[DATASET CONTENT start]

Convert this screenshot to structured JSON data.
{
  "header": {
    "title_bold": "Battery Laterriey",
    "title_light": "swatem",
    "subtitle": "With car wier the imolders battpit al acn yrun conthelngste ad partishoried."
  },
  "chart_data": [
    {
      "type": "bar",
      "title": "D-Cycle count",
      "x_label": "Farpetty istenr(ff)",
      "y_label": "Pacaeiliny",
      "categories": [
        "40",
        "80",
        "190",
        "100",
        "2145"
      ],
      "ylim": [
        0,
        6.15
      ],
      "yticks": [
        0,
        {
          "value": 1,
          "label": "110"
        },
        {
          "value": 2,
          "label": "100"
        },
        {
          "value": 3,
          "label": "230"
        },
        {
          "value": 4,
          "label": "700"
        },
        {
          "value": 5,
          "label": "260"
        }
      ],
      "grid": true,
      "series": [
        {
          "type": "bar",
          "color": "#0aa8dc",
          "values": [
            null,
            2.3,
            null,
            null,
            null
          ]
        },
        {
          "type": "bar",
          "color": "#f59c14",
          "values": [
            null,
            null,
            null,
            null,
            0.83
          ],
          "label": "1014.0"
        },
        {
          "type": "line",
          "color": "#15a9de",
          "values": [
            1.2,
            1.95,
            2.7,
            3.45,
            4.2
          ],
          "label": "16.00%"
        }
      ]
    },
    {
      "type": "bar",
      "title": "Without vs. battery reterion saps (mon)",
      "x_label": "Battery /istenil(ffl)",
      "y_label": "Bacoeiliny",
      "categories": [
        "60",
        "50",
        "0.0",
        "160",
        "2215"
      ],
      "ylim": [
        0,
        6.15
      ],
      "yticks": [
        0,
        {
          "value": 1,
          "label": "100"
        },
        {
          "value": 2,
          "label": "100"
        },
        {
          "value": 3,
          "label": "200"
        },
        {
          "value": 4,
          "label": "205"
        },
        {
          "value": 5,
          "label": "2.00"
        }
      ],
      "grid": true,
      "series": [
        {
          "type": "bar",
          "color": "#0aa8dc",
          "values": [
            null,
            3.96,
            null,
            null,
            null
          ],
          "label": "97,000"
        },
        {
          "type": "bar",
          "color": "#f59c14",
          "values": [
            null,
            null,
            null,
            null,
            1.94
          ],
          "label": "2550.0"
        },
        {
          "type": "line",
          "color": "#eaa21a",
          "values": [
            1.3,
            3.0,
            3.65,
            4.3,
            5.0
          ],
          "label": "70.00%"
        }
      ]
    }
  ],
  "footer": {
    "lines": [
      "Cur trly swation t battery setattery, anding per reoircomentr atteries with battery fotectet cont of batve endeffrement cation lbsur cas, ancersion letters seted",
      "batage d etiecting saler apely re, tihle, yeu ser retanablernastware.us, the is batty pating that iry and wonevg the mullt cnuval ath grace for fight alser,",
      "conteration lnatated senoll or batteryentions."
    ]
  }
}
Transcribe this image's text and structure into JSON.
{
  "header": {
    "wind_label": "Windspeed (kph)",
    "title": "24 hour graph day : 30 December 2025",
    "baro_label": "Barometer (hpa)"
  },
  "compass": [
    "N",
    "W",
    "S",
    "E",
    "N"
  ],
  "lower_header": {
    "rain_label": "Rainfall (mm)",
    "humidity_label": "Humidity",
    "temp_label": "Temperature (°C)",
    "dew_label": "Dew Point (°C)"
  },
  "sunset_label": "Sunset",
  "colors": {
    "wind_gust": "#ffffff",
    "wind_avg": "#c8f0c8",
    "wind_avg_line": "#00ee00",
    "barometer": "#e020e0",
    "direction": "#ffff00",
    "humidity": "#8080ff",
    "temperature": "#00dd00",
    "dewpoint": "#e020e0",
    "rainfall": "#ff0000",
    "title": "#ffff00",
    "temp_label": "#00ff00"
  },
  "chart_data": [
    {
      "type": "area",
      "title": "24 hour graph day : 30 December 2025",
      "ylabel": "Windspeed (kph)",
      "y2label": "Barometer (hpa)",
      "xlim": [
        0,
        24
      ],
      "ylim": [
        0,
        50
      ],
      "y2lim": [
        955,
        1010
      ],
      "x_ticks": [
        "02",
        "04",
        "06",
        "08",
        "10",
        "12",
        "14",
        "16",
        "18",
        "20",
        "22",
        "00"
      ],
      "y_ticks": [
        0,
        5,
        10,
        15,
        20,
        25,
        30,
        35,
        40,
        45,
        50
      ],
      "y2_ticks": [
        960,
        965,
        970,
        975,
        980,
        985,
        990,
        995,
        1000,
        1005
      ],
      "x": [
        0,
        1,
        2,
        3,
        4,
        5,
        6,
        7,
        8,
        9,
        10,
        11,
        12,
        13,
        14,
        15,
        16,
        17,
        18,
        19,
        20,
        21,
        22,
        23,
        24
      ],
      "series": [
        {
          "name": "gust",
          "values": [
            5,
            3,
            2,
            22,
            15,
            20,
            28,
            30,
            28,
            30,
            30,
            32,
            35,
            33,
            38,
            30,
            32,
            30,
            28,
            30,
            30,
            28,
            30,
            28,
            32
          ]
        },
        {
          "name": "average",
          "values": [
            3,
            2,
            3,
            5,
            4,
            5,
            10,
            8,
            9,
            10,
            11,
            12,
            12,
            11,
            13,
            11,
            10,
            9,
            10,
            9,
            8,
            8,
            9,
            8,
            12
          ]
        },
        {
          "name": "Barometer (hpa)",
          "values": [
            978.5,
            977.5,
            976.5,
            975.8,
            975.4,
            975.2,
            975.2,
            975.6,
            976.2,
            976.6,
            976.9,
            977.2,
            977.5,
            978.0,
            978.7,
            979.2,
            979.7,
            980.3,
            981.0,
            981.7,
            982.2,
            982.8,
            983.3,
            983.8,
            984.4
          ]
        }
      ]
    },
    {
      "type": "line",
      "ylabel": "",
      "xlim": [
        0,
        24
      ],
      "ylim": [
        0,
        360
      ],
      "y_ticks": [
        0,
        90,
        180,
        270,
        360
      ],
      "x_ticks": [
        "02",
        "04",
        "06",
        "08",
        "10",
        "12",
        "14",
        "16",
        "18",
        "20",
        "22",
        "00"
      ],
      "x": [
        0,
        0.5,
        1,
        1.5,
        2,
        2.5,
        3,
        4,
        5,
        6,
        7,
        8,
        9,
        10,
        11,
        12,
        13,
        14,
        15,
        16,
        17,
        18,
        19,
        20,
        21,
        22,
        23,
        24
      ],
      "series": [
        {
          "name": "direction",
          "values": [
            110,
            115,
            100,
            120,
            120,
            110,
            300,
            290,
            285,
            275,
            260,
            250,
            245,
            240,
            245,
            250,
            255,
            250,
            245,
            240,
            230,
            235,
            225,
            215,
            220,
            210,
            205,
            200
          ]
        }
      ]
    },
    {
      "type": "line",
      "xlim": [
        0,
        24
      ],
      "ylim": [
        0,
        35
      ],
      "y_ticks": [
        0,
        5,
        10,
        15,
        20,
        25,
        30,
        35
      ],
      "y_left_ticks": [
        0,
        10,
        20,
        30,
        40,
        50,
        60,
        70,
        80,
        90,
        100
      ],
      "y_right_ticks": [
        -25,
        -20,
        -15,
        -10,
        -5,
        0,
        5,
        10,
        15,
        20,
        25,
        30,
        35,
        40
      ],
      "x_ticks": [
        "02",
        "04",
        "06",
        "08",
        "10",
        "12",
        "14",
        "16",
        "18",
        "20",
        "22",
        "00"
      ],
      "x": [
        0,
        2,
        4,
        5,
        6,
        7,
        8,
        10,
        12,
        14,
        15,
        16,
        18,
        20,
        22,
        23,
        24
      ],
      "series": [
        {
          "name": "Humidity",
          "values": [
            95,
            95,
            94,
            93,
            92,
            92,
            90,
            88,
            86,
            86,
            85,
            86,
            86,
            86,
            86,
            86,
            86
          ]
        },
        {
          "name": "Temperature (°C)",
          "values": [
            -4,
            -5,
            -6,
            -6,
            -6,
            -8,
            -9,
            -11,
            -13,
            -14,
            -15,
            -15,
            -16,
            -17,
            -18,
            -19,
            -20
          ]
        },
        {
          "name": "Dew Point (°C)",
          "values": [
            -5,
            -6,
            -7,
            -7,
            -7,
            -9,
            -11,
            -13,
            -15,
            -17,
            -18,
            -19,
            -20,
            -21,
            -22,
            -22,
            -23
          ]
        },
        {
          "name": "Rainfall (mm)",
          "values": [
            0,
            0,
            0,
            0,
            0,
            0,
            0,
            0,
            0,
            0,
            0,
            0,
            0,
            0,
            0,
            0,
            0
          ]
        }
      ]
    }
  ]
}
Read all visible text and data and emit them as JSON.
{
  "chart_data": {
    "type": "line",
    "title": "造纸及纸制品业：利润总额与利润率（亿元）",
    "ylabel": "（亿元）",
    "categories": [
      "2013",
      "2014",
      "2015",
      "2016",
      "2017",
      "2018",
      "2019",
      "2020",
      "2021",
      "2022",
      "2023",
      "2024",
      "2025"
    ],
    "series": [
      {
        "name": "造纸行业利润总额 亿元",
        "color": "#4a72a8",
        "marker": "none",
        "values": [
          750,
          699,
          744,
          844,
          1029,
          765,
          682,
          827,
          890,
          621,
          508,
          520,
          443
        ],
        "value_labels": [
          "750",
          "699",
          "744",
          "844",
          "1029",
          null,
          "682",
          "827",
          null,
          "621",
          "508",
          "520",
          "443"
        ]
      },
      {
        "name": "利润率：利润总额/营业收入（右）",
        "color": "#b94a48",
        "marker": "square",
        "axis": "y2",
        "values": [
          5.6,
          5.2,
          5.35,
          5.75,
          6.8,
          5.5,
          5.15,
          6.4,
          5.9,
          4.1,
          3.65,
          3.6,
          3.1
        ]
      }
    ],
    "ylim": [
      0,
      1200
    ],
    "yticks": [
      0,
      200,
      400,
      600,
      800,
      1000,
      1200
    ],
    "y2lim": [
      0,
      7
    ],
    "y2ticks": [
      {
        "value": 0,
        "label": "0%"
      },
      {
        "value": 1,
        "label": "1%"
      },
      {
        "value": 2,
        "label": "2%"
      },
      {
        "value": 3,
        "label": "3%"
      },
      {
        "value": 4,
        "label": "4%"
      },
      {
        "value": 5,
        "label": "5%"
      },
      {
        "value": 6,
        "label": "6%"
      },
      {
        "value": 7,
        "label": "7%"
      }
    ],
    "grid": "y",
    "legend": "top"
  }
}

[DATASET CONTENT end]

WORK TO BE COMPLETED.
Find how many of the lines above have the word "JSON" in them. State only that number.

OUTPUT OF THE TASK.
3